▶ **Dataset items**
□ □ □ □ □ □ □

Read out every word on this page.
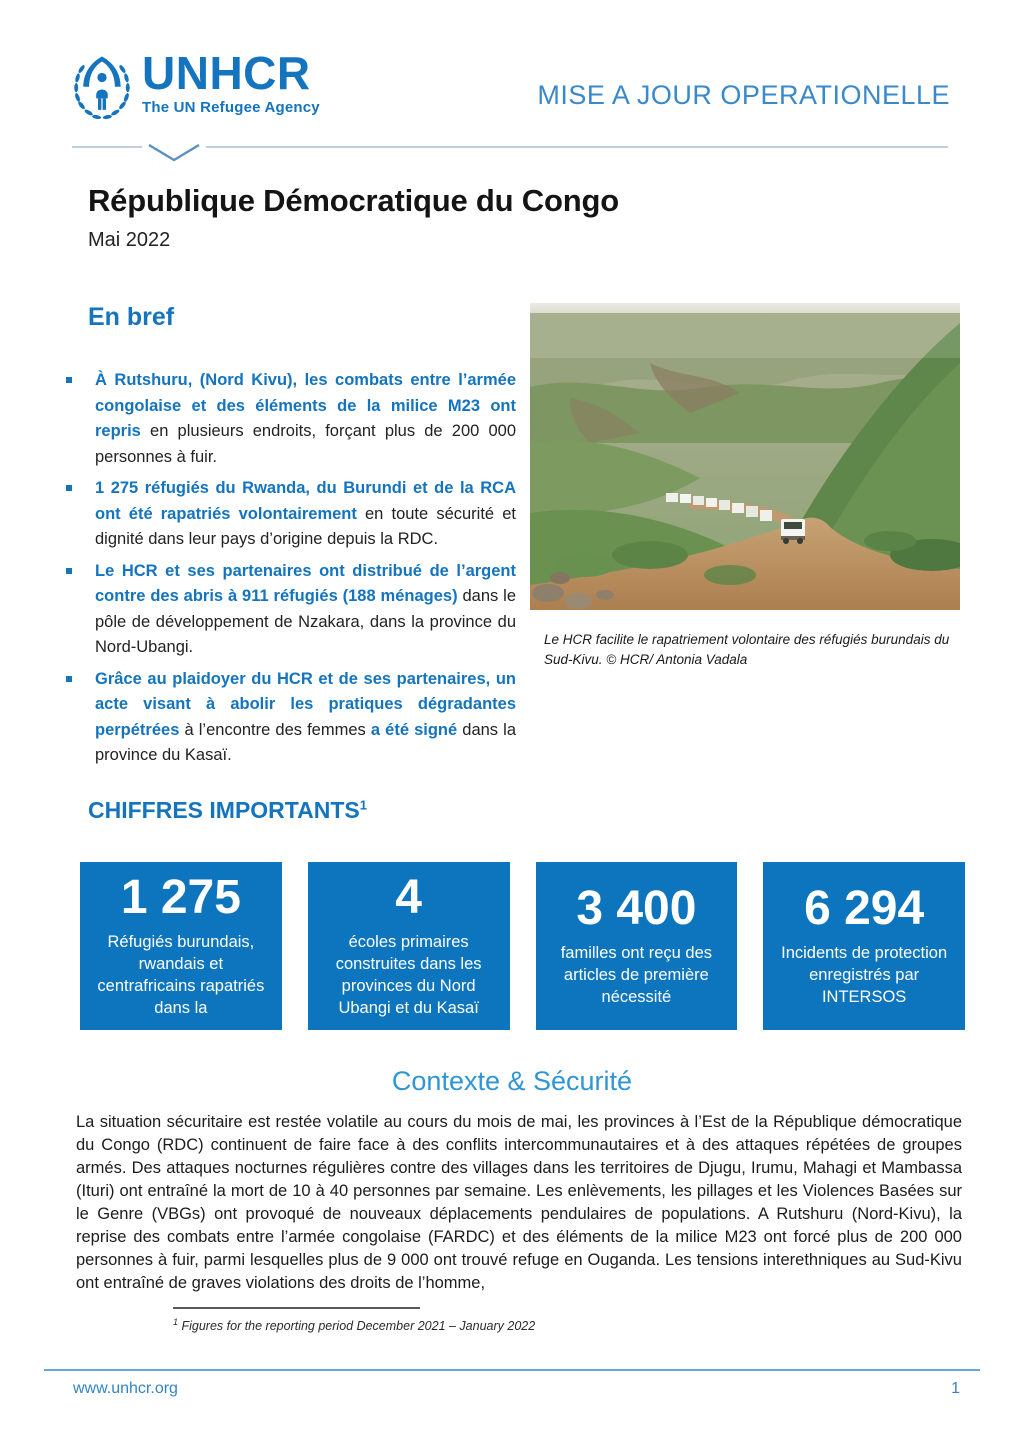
UNHCR
The UN Refugee Agency	MISE A JOUR OPERATIONELLE
République Démocratique du Congo
Mai 2022
En bref
À Rutshuru, (Nord Kivu), les combats entre l’armée congolaise et des éléments de la milice M23 ont repris en plusieurs endroits, forçant plus de 200 000 personnes à fuir.
1 275 réfugiés du Rwanda, du Burundi et de la RCA ont été rapatriés volontairement en toute sécurité et dignité dans leur pays d’origine depuis la RDC.
Le HCR et ses partenaires ont distribué de l’argent contre des abris à 911 réfugiés (188 ménages) dans le pôle de développement de Nzakara, dans la province du Nord-Ubangi.
Grâce au plaidoyer du HCR et de ses partenaires, un acte visant à abolir les pratiques dégradantes perpétrées à l’encontre des femmes a été signé dans la province du Kasaï.
Le HCR facilite le rapatriement volontaire des réfugiés burundais du Sud-Kivu. © HCR/ Antonia Vadala
CHIFFRES IMPORTANTS$^1$
1 275
Réfugiés burundais, rwandais et centrafricains rapatriés dans la
4
écoles primaires construites dans les provinces du Nord Ubangi et du Kasaï
3 400
familles ont reçu des articles de première nécessité
6 294
Incidents de protection enregistrés par INTERSOS
Contexte & Sécurité

La situation sécuritaire est restée volatile au cours du mois de mai, les provinces à l’Est de la République démocratique du Congo (RDC) continuent de faire face à des conflits intercommunautaires et à des attaques répétées de groupes armés. Des attaques nocturnes régulières contre des villages dans les territoires de Djugu, Irumu, Mahagi et Mambassa (Ituri) ont entraîné la mort de 10 à 40 personnes par semaine. Les enlèvements, les pillages et les Violences Basées sur le Genre (VBGs) ont provoqué de nouveaux déplacements pendulaires de populations. A Rutshuru (Nord-Kivu), la reprise des combats entre l’armée congolaise (FARDC) et des éléments de la milice M23 ont forcé plus de 200 000 personnes à fuir, parmi lesquelles plus de 9 000 ont trouvé refuge en Ouganda. Les tensions interethniques au Sud-Kivu ont entraîné de graves violations des droits de l’homme,

$^1$ Figures for the reporting period December 2021 – January 2022
www.unhcr.org	1
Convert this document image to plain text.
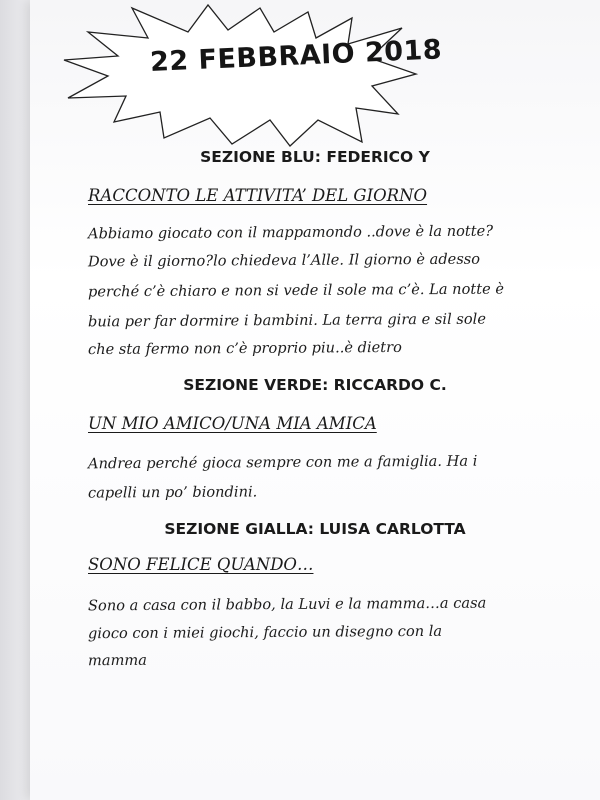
22 FEBBRAIO 2018
SEZIONE BLU: FEDERICO Y
RACCONTO LE ATTIVITA’ DEL GIORNO
Abbiamo giocato con il mappamondo ..dove è la notte?
Dove è il giorno?lo chiedeva l’Alle. Il giorno è adesso
perché c’è chiaro e non si vede il sole ma c’è. La notte è
buia per far dormire i bambini. La terra gira e sil sole
che sta fermo non c’è proprio piu..è dietro
SEZIONE VERDE: RICCARDO C.
UN MIO AMICO/UNA MIA AMICA
Andrea perché gioca sempre con me a famiglia. Ha i
capelli un po’ biondini.
SEZIONE GIALLA: LUISA CARLOTTA
SONO FELICE QUANDO…
Sono a casa con il babbo, la Luvi e la mamma…a casa
gioco con i miei giochi, faccio un disegno con la
mamma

□ □ □ □ □ □ □

▶ **Task instructions**
Copy the records above exactly. The pictures are not part of the copy.

▶ **The answer**
Read out every word on this page.
UNHCR
The UN Refugee Agency	MISE A JOUR OPERATIONELLE
République Démocratique du Congo
Mai 2022
En bref
À Rutshuru, (Nord Kivu), les combats entre l’armée congolaise et des éléments de la milice M23 ont repris en plusieurs endroits, forçant plus de 200 000 personnes à fuir.
1 275 réfugiés du Rwanda, du Burundi et de la RCA ont été rapatriés volontairement en toute sécurité et dignité dans leur pays d’origine depuis la RDC.
Le HCR et ses partenaires ont distribué de l’argent contre des abris à 911 réfugiés (188 ménages) dans le pôle de développement de Nzakara, dans la province du Nord-Ubangi.
Grâce au plaidoyer du HCR et de ses partenaires, un acte visant à abolir les pratiques dégradantes perpétrées à l’encontre des femmes a été signé dans la province du Kasaï.
Le HCR facilite le rapatriement volontaire des réfugiés burundais du Sud-Kivu. © HCR/ Antonia Vadala
CHIFFRES IMPORTANTS$^1$
1 275
Réfugiés burundais, rwandais et centrafricains rapatriés dans la
4
écoles primaires construites dans les provinces du Nord Ubangi et du Kasaï
3 400
familles ont reçu des articles de première nécessité
6 294
Incidents de protection enregistrés par INTERSOS
Contexte & Sécurité

La situation sécuritaire est restée volatile au cours du mois de mai, les provinces à l’Est de la République démocratique du Congo (RDC) continuent de faire face à des conflits intercommunautaires et à des attaques répétées de groupes armés. Des attaques nocturnes régulières contre des villages dans les territoires de Djugu, Irumu, Mahagi et Mambassa (Ituri) ont entraîné la mort de 10 à 40 personnes par semaine. Les enlèvements, les pillages et les Violences Basées sur le Genre (VBGs) ont provoqué de nouveaux déplacements pendulaires de populations. A Rutshuru (Nord-Kivu), la reprise des combats entre l’armée congolaise (FARDC) et des éléments de la milice M23 ont forcé plus de 200 000 personnes à fuir, parmi lesquelles plus de 9 000 ont trouvé refuge en Ouganda. Les tensions interethniques au Sud-Kivu ont entraîné de graves violations des droits de l’homme,

$^1$ Figures for the reporting period December 2021 – January 2022
www.unhcr.org	1
Convert this document image to plain text.
22 FEBBRAIO 2018
SEZIONE BLU: FEDERICO Y
RACCONTO LE ATTIVITA’ DEL GIORNO
Abbiamo giocato con il mappamondo ..dove è la notte?
Dove è il giorno?lo chiedeva l’Alle. Il giorno è adesso
perché c’è chiaro e non si vede il sole ma c’è. La notte è
buia per far dormire i bambini. La terra gira e sil sole
che sta fermo non c’è proprio piu..è dietro
SEZIONE VERDE: RICCARDO C.
UN MIO AMICO/UNA MIA AMICA
Andrea perché gioca sempre con me a famiglia. Ha i
capelli un po’ biondini.
SEZIONE GIALLA: LUISA CARLOTTA
SONO FELICE QUANDO…
Sono a casa con il babbo, la Luvi e la mamma…a casa
gioco con i miei giochi, faccio un disegno con la
mamma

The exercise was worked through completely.